Reviving a "Poor People's Movement" is one of the campaigns that I 
think American leftists -- especially leftists in Ohio -- should be 
working on.  The following article says "Ohio had one of the steepest 
declines in food stamp participation....Last year, [only] 59 percent 
[of the eligible poor] got them."  It would be a good campaign for 
the Green Party or the Labor Party to get involved in, working 
perhaps with the Ohio Empowerment Coalition (at 
<http://www.overtherhine.org/contactcenter/oec/>), BREAD (at 
<http://www.nabrit.com/bread/>), the Black Radical Congress (at 
<http://blackradicalcongress.com/> -- Ohio has two BRC local 
organizing committees, one in Cleveland [Cynthia Triplett, 
216-391-9015 / [EMAIL PROTECTED]], the other Toledo [Abdul Alkalimat, 
[EMAIL PROTECTED]]), and other orgs, though I don't know if 
it would & even could.

Without a movement that links the poor, progressive unionists, 
religious leftists, activist lawyers, etc., folks won't even get what 
they are entitled to, much less demand better programs than what 
exists.

Yoshie

*****   New York Times 26 February 2001

Millions Eligible for Food Stamps Aren't Applying

By ELIZABETH BECKER

CLEVELAND - As she weighs bunches of purple grapes or rings up fat 
chicken legs at the supermarket where she works, Fannie Payne cannot 
keep from daydreaming.

"It's difficult to work at a grocery store all day, looking at all 
the food I can't buy," Mrs. Payne said.  "So I imagine filling up my 
cart with one of those big orders and bringing home enough food for 
all my kids."
================================
| To-do list |
A: Which lines of the entries contain the string "Depths"? Copy each of them.
B: Can you carry on with the food stamp text, picking up right after its last sentence?
The food stamp text and the entries have nothing to do with each other.
================================
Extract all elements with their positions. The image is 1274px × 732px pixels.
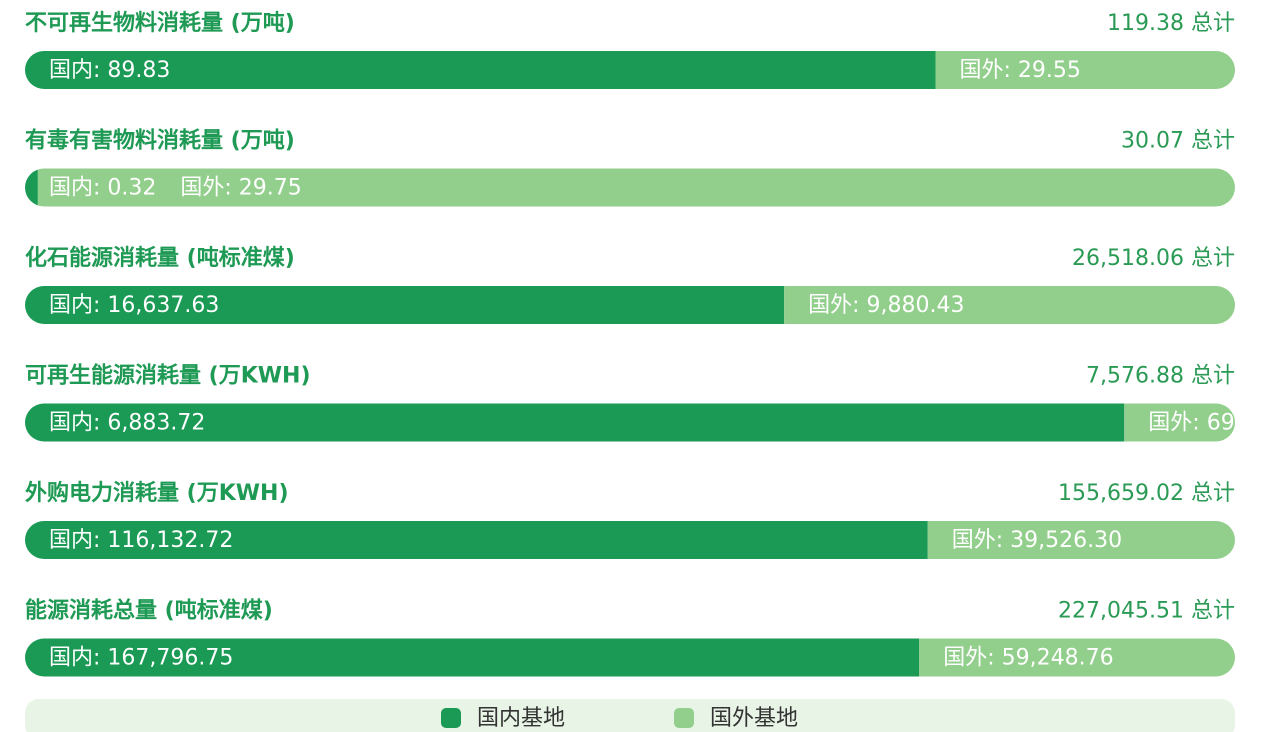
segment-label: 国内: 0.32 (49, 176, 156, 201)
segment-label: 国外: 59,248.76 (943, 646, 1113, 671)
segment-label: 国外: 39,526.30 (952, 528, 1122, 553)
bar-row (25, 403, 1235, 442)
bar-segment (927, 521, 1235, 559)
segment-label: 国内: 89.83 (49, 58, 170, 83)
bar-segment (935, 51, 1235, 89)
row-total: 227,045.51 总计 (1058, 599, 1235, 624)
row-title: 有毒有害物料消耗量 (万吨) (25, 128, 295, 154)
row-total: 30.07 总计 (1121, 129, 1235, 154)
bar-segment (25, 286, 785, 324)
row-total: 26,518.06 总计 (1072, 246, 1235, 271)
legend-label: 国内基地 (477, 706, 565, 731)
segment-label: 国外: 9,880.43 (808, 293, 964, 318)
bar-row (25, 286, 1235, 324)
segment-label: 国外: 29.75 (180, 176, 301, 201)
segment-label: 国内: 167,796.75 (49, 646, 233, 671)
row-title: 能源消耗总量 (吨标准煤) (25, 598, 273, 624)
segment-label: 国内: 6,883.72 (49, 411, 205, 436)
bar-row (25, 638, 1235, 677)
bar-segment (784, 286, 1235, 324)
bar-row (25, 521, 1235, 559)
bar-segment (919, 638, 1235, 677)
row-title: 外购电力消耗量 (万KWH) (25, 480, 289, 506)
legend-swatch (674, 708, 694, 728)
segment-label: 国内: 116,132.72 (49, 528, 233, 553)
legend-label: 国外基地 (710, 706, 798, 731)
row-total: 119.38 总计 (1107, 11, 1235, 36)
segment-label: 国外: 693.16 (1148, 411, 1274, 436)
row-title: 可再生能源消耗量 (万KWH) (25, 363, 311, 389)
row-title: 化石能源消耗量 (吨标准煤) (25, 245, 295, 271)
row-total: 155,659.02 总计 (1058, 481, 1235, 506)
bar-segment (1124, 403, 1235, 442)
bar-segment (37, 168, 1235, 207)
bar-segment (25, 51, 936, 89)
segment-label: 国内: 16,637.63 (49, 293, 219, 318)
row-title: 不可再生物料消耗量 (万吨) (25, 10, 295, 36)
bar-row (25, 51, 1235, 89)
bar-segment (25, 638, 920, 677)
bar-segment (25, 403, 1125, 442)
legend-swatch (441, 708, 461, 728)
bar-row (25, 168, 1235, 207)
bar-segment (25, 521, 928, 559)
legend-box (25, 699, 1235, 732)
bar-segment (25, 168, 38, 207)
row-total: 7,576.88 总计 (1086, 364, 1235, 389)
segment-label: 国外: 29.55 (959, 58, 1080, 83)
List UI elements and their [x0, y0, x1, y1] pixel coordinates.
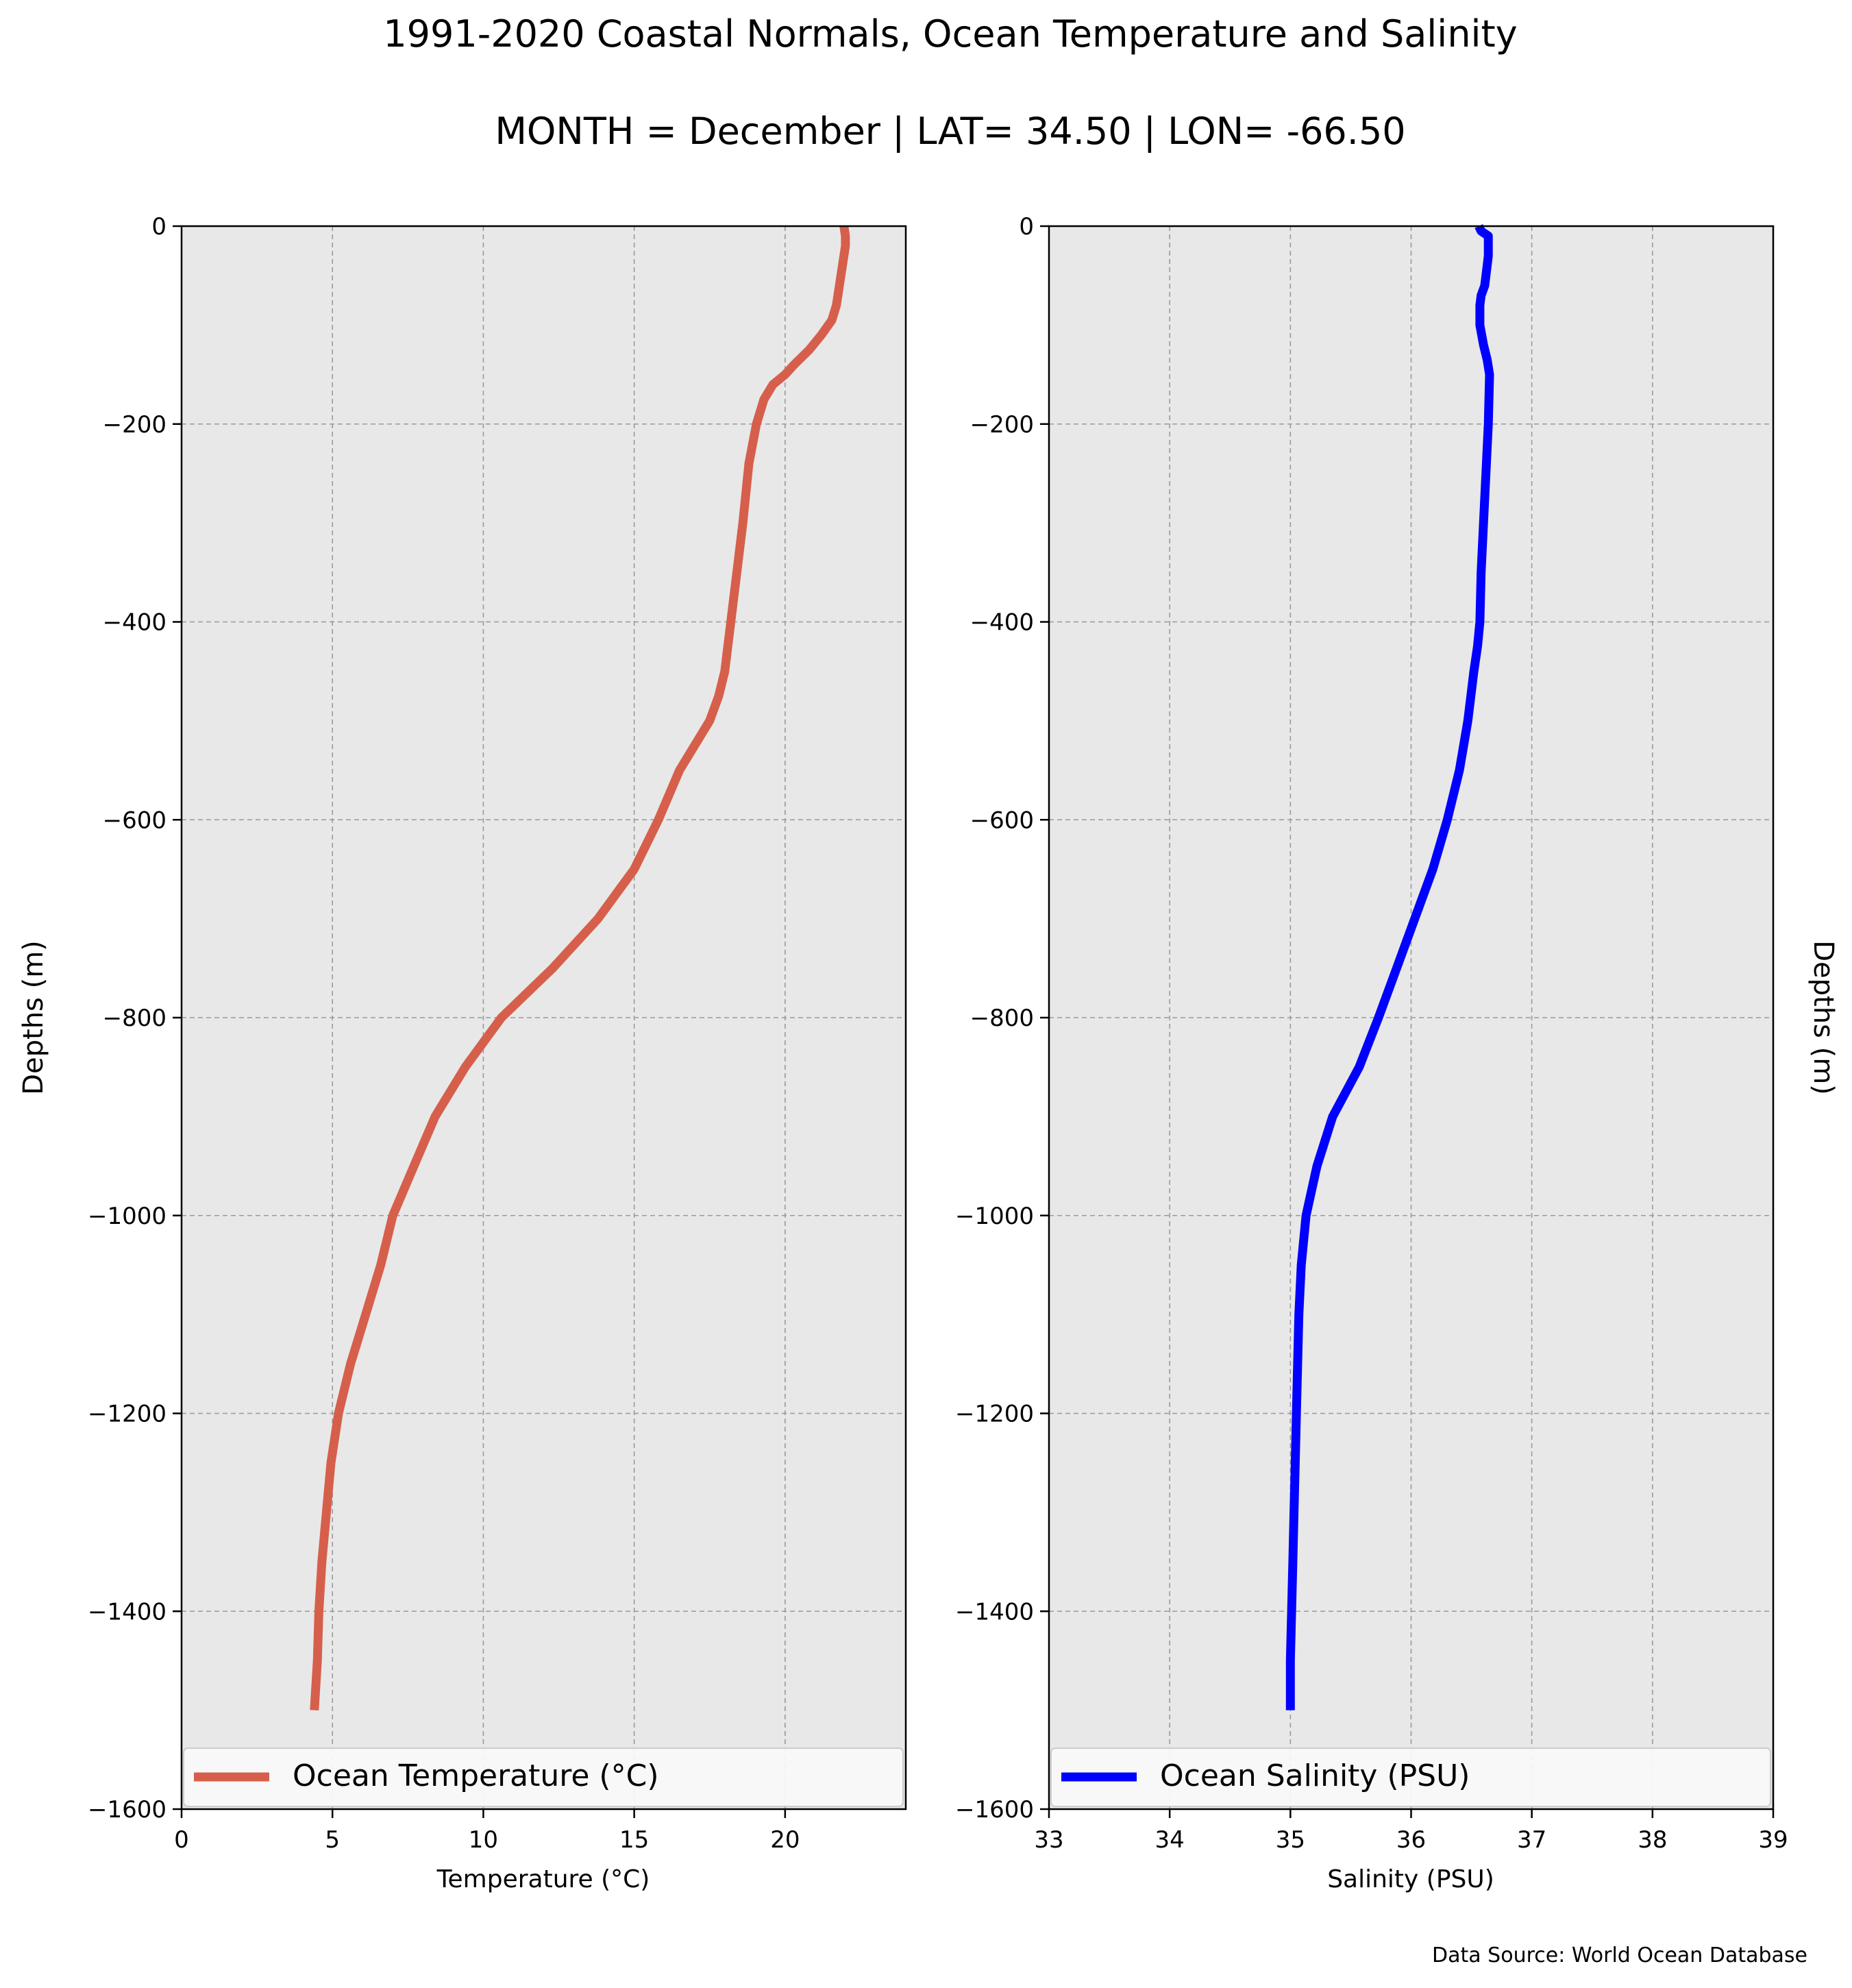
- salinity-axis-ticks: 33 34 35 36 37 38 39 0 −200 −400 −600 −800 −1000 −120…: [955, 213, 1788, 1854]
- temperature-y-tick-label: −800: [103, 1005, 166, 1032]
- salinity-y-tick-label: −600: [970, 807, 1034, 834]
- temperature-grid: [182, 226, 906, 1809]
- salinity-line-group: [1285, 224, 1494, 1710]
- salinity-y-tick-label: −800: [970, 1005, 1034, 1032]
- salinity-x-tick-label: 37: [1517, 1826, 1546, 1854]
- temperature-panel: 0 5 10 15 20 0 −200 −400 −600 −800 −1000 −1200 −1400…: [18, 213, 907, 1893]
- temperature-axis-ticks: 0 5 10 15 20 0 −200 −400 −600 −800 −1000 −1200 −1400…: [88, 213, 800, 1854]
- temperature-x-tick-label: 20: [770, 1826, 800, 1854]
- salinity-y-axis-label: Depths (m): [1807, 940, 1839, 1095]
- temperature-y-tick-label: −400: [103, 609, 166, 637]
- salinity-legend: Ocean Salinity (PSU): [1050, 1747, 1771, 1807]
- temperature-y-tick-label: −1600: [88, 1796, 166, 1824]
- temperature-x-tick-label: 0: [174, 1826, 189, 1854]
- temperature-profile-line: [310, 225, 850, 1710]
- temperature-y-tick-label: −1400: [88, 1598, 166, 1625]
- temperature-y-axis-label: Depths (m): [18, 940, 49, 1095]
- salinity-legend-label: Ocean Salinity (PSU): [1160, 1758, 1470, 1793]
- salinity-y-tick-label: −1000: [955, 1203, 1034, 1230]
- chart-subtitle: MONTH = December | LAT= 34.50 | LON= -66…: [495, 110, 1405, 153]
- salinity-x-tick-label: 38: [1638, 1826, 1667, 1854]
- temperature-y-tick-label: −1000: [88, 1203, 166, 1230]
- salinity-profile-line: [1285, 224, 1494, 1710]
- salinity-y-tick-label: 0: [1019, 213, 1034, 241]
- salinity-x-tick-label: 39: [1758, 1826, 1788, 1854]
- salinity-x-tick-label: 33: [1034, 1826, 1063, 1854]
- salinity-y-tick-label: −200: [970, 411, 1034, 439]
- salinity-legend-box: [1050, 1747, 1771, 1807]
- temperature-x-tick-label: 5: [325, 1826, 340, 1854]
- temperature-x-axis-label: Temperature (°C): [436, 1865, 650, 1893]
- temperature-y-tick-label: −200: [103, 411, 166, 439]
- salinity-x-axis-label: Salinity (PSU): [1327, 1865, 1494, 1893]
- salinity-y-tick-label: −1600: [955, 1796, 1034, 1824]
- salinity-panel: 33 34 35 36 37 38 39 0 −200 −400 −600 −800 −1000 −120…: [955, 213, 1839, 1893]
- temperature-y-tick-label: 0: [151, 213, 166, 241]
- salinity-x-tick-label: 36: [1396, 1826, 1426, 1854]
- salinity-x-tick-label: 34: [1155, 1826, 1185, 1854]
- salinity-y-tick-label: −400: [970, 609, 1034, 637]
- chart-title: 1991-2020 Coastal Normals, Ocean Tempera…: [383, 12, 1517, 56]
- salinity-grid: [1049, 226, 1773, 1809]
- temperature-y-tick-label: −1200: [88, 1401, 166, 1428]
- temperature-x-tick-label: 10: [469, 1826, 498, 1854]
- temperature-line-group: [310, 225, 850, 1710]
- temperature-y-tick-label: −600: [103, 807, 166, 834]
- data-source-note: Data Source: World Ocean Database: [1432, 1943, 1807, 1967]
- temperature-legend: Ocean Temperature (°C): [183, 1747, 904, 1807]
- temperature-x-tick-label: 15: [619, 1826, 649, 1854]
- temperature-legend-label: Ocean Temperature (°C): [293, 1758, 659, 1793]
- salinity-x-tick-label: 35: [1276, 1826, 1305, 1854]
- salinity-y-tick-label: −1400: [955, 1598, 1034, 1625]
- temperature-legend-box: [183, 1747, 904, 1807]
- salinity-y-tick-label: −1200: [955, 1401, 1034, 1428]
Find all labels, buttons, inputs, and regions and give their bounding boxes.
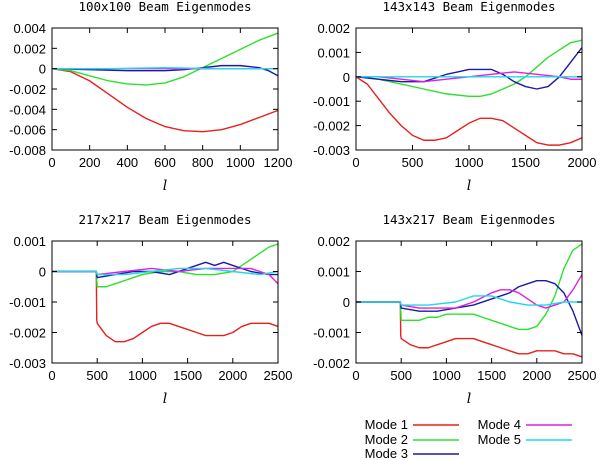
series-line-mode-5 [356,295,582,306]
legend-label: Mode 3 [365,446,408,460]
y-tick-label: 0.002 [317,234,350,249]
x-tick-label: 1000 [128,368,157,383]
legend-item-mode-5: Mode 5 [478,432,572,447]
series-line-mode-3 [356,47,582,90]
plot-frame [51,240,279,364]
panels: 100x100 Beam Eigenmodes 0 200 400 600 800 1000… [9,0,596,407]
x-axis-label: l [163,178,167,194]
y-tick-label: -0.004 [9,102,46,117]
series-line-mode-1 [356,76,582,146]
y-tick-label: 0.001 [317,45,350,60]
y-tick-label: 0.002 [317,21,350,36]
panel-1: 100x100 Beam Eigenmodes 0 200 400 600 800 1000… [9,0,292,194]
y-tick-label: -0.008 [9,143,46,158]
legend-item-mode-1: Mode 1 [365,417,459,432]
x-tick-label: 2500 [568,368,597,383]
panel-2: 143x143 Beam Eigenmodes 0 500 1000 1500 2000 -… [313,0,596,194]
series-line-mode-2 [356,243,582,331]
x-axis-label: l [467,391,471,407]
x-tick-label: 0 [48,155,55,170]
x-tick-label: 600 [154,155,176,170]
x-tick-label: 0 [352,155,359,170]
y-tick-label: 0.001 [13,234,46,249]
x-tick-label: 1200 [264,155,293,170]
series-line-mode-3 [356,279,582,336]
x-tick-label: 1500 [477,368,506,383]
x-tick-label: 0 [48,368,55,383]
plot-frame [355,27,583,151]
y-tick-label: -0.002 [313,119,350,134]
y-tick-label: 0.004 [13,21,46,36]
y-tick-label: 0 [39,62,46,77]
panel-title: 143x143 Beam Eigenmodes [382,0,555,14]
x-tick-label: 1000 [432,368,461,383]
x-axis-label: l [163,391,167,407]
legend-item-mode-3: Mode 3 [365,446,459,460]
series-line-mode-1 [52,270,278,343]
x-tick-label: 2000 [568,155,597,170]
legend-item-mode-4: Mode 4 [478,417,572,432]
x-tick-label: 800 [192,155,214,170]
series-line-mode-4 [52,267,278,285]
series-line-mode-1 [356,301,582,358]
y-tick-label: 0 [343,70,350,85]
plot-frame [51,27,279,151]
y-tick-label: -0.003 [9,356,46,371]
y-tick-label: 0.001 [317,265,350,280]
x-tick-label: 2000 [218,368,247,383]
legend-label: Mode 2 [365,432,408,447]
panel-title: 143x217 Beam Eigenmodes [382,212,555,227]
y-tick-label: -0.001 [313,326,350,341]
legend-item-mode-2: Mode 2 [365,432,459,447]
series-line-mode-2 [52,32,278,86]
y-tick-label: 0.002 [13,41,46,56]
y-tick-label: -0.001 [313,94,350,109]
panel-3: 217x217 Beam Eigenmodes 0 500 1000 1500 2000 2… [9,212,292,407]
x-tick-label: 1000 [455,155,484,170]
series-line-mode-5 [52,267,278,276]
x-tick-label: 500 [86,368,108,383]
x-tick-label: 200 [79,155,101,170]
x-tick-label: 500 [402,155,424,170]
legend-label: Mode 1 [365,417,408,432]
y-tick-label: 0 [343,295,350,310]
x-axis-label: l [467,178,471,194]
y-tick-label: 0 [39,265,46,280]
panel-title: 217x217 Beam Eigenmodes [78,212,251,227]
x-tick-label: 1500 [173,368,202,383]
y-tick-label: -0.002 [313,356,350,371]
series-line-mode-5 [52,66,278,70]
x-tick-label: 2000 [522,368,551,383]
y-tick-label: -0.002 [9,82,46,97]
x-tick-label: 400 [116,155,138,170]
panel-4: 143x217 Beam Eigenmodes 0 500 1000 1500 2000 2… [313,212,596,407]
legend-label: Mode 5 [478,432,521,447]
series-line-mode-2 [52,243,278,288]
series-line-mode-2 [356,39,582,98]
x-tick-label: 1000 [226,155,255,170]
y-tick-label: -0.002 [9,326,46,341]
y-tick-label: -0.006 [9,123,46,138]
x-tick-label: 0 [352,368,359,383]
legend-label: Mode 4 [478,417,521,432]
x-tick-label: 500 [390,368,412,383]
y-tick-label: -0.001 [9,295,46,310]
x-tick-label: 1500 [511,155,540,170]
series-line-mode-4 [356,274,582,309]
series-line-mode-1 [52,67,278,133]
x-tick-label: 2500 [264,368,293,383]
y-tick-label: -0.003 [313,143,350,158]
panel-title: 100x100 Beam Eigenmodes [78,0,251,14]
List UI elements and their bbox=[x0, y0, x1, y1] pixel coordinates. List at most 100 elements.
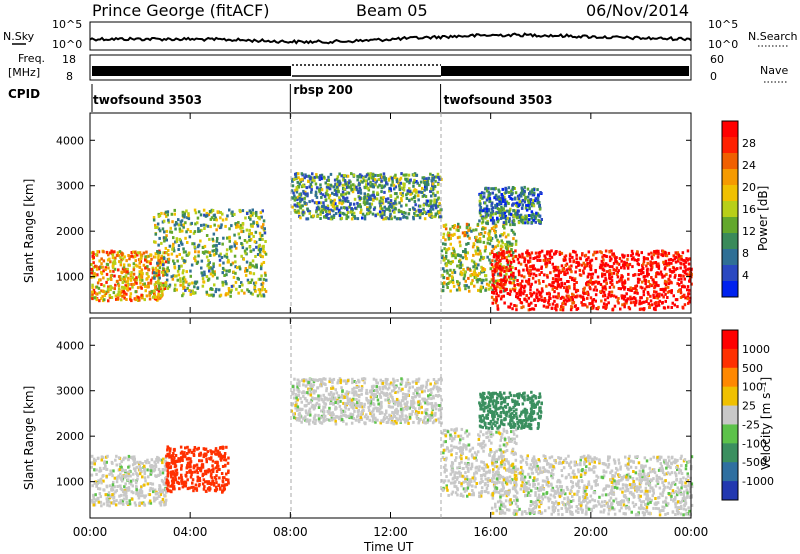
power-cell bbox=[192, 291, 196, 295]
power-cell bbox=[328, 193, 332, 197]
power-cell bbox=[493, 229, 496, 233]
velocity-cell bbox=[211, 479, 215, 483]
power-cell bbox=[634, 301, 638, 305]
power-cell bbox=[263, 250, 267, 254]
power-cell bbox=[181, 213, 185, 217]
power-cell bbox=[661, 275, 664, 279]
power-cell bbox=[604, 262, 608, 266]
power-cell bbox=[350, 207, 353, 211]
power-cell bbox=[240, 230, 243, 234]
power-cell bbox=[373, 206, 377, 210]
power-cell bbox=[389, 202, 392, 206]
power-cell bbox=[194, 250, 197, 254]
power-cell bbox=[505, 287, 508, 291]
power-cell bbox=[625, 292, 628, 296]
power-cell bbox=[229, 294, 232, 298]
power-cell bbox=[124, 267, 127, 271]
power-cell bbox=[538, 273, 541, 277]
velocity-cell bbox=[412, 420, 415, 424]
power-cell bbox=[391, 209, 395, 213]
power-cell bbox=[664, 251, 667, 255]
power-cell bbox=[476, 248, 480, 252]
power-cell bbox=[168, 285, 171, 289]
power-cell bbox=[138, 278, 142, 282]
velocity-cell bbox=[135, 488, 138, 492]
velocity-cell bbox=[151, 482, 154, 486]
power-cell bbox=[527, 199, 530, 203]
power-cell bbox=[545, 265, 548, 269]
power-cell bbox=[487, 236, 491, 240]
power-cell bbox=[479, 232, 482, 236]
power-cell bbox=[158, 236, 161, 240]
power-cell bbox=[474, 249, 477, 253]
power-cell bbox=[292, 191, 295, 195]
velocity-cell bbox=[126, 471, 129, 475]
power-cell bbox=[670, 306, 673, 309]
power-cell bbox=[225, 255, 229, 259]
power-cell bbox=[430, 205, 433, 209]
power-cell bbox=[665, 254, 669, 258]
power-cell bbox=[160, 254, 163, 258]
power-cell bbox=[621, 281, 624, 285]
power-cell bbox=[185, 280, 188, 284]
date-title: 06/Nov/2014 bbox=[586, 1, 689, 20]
================================
| Responses for each task |
A:
- salinity-y-axis-label: Depths (m): [1807, 940, 1839, 1095]
- temperature-y-axis-label: Depths (m): [18, 940, 49, 1095]

B:
Instead, she said that she and her husband, Michael, a factory 
worker, routinely go without dinner to make sure their four children 
have enough to eat.  They visit a private hunger center monthly for 
three days' worth of free groceries, to help stretch the $60 a week 
they spend on food.

But they have yet to turn to the government for food stamps.

"I've never talked to anyone in government assistance," Mrs. Payne 
said.  "I didn't think we'd be eligible because we own a home and a 
car."

Workers at the local food bank said it appeared the Paynes might 
qualify for food stamps.  Local welfare officials said their 
eligibility could not be determined unless the family filled out an 
application, which the Paynes said they now intended to do.

The Paynes say they have never been solicited to apply for food 
stamps.  In that, they are not alone.  In a study last year, the 
Department of Agriculture reported that at least 12 million people - 
including at least a million children - are not receiving food stamps 
even though they are eligible.  Based on detailed annual surveys of 
tens of thousands of people, the Census Bureau has estimated that 3.7 
million households experience hunger as a result of not having enough 
money for food, and that many more - 9.7 percent of all households - 
cannot reliably afford all their basic food needs.

"There is no reason that any American in 2001 should go hungry," said 
Senator Richard G. Lugar, Republican of Indiana, who is chairman of 
the Agriculture Committee.  "States should do everything possible to 
make certain that those who qualify for food stamps know it and are 
enrolled if they so choose.  That was the intent of the law."

Yet that has not happened in most states.  Despite studies warning 
that bureaucratic hurdles discourage the poor from applying for food 
stamps, states have been wary of streamlining their application 
processes.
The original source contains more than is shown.